> EXCERPT:

>>>

COKING COAL DAILY: Seaborne prices attractive for Chinese buyers; Japanese demand falters

Seaborne coking coal prices rose on Wednesday April 15 due to active trading in China, though demand from countries such as Japan was heard to be weak amid production cuts implemented by mills.

Fastmarkets indices
Premium hard coking coal, fob DBCT: $130.32 per tonne, down $0.27 per tonne
Premium hard coking coal, cfr Jingtang: $141.77 per tonne, up $3.14 per tonne
Hard coking coal, fob DBCT: $118.01 per tonne, up $4 per tonne
Hard coking coal, cfr Jingtang: $127.31 per tonne, up $2.58 per tonne,
A Panamax vessel of late May-laycan premium low-vol hard coking coal was sold at $148 per tonne cfr China while another Panamax vessel of early-mid May-laycan premium mid-vol hard coking coal was traded at $134.20 per tonne cfr on Tuesday April 14, Fastmarkets heard.
JFE Steel announced on Wednesday that it would halt two blast furnaces (BFs) at its west Japan operations to tackle with declining demand for steel, both from Japan and overseas markets.
The company's No4 BF located in the Kurashiki Ward will be out on maintenance at the end of April, while the company has also decided to halt its No4 BF in Fukuyama at the end of June by putting it in storage.
Earlier this month, Nippon Steel said that it will temporarily stop BF output at selected units in response to plummeting steel demand.
According to a source from Japan, domestic steelmakers may resort to selling their coking coal cargoes tied to their long-term contracts to overseas buyers, similar to the trend in the iron ore market, where offers from Japanese mills have been heard made to Chinese buyers.

<<<

> STORED DATA:
>>>

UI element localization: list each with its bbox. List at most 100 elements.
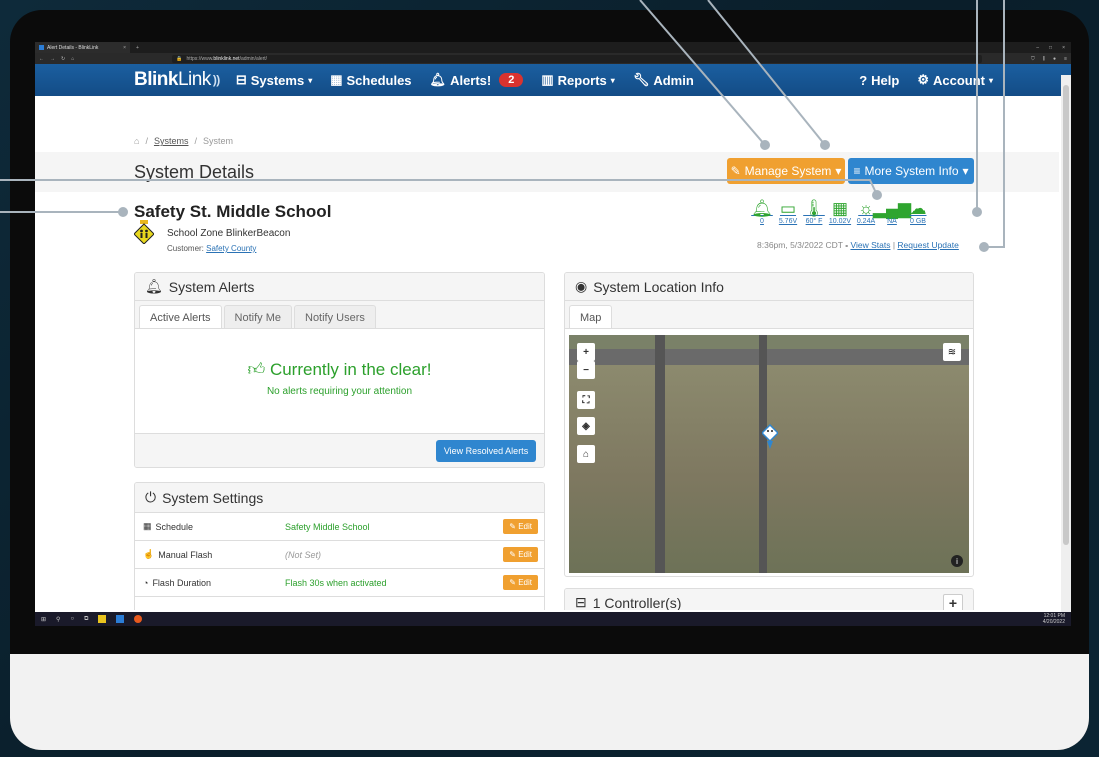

<<<

From the coking coal report, list every index shown under the heading "Fastmarkets indices," giving each one's price and its change.

> ANSWER TO THE TASK:
- Premium hard coking coal, fob DBCT: $130.32 per tonne, down $0.27 per tonne
- Premium hard coking coal, cfr Jingtang: $141.77 per tonne, up $3.14 per tonne
- Hard coking coal, fob DBCT: $118.01 per tonne, up $4 per tonne
- Hard coking coal, cfr Jingtang: $127.31 per tonne, up $2.58 per tonne